▶
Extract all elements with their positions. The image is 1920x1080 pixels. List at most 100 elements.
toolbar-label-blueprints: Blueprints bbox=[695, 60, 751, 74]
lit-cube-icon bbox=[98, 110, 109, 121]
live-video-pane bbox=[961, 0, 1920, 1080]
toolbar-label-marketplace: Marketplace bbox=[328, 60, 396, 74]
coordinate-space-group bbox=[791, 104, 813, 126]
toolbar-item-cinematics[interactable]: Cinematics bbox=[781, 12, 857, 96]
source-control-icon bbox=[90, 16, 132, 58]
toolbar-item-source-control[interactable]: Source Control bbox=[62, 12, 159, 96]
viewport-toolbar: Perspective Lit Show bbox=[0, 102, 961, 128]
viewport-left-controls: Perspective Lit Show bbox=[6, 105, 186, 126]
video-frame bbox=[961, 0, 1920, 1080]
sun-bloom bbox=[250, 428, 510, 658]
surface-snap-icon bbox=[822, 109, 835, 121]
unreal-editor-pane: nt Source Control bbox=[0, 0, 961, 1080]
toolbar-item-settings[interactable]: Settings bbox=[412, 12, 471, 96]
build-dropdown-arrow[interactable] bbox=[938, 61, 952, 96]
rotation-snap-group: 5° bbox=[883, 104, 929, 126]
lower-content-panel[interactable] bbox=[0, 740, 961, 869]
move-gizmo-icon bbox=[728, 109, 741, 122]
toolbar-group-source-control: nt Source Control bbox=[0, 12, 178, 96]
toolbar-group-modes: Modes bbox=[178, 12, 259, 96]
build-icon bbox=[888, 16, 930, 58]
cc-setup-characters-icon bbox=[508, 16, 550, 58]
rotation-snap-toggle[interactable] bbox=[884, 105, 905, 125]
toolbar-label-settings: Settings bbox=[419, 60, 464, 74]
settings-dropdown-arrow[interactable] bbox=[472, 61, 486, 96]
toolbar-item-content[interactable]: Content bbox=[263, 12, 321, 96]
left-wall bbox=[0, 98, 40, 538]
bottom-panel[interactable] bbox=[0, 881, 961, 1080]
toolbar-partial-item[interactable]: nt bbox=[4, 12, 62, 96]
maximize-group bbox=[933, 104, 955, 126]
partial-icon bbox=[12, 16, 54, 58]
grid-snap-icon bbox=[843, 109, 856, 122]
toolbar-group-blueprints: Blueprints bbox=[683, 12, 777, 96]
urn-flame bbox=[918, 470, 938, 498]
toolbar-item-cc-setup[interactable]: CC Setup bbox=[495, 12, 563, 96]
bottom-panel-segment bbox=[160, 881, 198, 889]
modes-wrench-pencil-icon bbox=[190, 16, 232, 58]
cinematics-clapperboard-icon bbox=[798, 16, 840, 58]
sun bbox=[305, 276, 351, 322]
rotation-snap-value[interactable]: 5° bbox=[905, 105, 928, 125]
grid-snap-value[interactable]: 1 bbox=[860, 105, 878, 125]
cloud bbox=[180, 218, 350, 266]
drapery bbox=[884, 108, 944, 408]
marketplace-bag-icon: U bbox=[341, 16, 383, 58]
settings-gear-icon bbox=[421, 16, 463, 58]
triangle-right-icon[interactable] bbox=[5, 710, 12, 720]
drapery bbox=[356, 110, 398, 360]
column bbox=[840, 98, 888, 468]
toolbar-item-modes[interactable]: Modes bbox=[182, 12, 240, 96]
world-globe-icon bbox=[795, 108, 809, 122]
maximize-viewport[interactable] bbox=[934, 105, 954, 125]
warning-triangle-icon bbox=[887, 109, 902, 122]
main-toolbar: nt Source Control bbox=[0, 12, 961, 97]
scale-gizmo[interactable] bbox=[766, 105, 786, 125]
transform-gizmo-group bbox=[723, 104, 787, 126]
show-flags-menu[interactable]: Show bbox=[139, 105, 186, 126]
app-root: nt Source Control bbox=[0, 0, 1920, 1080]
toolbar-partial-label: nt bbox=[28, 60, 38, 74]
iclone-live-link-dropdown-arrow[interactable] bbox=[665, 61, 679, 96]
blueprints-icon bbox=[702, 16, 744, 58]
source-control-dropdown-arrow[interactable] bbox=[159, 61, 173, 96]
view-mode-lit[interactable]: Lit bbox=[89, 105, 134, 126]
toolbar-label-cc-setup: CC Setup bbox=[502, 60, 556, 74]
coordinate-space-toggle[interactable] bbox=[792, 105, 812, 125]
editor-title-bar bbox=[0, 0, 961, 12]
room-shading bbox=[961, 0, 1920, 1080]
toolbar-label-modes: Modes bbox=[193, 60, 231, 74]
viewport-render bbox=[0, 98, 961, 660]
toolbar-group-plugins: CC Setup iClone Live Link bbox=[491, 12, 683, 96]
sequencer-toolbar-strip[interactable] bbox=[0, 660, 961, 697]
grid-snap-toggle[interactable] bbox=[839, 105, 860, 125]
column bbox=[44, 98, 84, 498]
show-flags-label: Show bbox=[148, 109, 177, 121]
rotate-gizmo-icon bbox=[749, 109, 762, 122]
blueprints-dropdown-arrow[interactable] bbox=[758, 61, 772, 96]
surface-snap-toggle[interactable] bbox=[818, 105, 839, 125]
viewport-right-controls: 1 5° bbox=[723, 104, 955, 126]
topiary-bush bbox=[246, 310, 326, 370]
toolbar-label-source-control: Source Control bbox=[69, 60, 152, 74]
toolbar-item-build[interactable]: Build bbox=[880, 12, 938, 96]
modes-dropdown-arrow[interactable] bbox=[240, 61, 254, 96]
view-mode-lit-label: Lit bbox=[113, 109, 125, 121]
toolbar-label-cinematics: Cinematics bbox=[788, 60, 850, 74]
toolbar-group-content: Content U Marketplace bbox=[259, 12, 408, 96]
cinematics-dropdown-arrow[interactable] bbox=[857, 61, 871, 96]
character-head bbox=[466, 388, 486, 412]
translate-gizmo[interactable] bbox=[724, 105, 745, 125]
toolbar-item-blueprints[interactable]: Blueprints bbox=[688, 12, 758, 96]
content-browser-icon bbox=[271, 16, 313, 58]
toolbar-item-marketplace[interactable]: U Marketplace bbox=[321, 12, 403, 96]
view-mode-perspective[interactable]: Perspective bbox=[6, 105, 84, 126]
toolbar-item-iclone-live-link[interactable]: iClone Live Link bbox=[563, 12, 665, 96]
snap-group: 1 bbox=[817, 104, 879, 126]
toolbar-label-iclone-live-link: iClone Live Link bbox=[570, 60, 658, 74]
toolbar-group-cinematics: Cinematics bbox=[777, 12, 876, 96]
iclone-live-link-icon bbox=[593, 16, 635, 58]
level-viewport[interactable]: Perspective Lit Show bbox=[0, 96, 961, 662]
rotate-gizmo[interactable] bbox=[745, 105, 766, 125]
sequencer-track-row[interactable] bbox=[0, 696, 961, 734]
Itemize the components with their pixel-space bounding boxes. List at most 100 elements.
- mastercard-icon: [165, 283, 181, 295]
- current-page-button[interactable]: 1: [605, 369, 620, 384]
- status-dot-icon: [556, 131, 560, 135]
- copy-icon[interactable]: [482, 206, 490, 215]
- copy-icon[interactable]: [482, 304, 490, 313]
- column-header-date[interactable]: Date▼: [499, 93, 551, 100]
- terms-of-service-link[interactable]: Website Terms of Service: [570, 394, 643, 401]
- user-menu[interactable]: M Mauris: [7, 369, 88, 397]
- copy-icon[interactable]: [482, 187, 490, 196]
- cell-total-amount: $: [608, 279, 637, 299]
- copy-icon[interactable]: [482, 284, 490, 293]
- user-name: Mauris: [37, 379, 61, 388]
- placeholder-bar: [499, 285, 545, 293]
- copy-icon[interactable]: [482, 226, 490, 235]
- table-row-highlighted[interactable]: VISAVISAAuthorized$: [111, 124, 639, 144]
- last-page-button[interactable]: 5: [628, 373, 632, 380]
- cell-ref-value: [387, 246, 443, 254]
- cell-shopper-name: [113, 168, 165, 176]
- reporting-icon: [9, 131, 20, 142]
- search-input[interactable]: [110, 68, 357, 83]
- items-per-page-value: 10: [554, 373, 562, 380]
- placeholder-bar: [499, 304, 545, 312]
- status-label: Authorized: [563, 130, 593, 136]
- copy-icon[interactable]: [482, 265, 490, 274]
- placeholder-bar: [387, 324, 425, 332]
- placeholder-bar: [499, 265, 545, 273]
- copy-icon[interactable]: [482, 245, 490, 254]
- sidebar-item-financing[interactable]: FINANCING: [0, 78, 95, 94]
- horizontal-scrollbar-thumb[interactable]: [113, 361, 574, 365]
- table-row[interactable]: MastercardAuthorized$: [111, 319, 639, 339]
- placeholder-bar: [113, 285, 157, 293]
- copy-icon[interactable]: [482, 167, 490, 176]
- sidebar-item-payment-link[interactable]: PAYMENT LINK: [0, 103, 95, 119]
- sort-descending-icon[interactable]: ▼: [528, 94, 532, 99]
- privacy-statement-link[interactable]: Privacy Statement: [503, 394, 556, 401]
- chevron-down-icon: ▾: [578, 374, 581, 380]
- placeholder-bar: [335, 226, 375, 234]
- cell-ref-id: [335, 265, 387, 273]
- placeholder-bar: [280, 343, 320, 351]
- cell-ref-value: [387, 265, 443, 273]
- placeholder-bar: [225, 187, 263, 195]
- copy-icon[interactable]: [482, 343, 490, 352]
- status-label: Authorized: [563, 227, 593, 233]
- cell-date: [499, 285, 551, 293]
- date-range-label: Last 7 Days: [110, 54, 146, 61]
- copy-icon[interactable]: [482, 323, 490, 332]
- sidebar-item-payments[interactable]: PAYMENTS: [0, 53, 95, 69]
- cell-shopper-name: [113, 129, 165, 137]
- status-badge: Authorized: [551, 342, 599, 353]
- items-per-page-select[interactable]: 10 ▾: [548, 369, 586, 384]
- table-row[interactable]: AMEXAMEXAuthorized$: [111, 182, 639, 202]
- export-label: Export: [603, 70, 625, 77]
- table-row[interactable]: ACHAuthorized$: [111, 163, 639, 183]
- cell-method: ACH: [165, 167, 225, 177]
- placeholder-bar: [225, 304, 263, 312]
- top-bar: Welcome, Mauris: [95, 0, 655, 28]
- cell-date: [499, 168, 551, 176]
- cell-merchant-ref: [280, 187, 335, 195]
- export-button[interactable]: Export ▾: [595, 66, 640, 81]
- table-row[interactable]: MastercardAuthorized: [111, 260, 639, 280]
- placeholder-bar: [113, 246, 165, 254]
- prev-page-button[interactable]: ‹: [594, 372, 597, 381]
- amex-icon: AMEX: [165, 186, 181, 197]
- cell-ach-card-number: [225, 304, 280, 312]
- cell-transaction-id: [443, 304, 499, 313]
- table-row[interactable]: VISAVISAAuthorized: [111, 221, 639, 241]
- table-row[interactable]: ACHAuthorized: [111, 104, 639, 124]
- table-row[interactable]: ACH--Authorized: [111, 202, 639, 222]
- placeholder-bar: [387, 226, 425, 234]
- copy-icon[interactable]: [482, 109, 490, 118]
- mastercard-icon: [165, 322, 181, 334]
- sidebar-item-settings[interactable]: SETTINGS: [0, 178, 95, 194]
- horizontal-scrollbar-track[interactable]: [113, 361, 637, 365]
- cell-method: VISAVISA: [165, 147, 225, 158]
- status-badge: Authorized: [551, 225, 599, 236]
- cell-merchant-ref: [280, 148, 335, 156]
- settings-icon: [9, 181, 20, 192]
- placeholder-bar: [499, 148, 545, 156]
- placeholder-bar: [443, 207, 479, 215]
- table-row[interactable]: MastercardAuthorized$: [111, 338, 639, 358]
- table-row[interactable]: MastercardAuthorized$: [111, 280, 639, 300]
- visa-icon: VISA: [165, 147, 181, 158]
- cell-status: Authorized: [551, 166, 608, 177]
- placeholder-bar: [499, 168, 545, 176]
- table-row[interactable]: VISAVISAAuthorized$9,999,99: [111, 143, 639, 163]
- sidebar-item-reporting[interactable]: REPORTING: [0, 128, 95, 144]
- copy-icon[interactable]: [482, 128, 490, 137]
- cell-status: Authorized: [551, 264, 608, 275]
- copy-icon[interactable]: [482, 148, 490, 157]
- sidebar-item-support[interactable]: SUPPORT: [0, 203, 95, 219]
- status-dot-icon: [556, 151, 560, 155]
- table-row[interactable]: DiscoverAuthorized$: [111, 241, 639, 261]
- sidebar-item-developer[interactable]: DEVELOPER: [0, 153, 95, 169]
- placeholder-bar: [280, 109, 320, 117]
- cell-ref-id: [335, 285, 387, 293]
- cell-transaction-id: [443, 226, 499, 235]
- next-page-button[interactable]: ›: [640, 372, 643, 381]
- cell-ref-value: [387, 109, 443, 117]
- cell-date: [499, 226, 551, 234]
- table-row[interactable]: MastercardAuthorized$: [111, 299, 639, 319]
◀
- [AIM OF THE EXERCISE]:
Please rewrite the lines as a numbered list, starting at the first line and ending at the line containing "toolbar-group-source-control: nt Source", with both of those included and any blank lines left out.

- [FULL RESPONSE]:
1. Extract all elements with their positions. The image is 1920x1080 pixels. List at most 100 elements.
2. toolbar-label-blueprints: Blueprints bbox=[695, 60, 751, 74]
3. lit-cube-icon bbox=[98, 110, 109, 121]
4. live-video-pane bbox=[961, 0, 1920, 1080]
5. toolbar-label-marketplace: Marketplace bbox=[328, 60, 396, 74]
6. coordinate-space-group bbox=[791, 104, 813, 126]
7. toolbar-item-cinematics[interactable]: Cinematics bbox=[781, 12, 857, 96]
8. source-control-icon bbox=[90, 16, 132, 58]
9. toolbar-item-source-control[interactable]: Source Control bbox=[62, 12, 159, 96]
10. viewport-toolbar: Perspective Lit Show bbox=[0, 102, 961, 128]
11. viewport-left-controls: Perspective Lit Show bbox=[6, 105, 186, 126]
12. video-frame bbox=[961, 0, 1920, 1080]
13. sun-bloom bbox=[250, 428, 510, 658]
14. surface-snap-icon bbox=[822, 109, 835, 121]
15. unreal-editor-pane: nt Source Control bbox=[0, 0, 961, 1080]
16. toolbar-item-settings[interactable]: Settings bbox=[412, 12, 471, 96]
17. build-dropdown-arrow[interactable] bbox=[938, 61, 952, 96]
18. rotation-snap-group: 5° bbox=[883, 104, 929, 126]
19. lower-content-panel[interactable] bbox=[0, 740, 961, 869]
20. move-gizmo-icon bbox=[728, 109, 741, 122]
21. toolbar-group-source-control: nt Source Control bbox=[0, 12, 178, 96]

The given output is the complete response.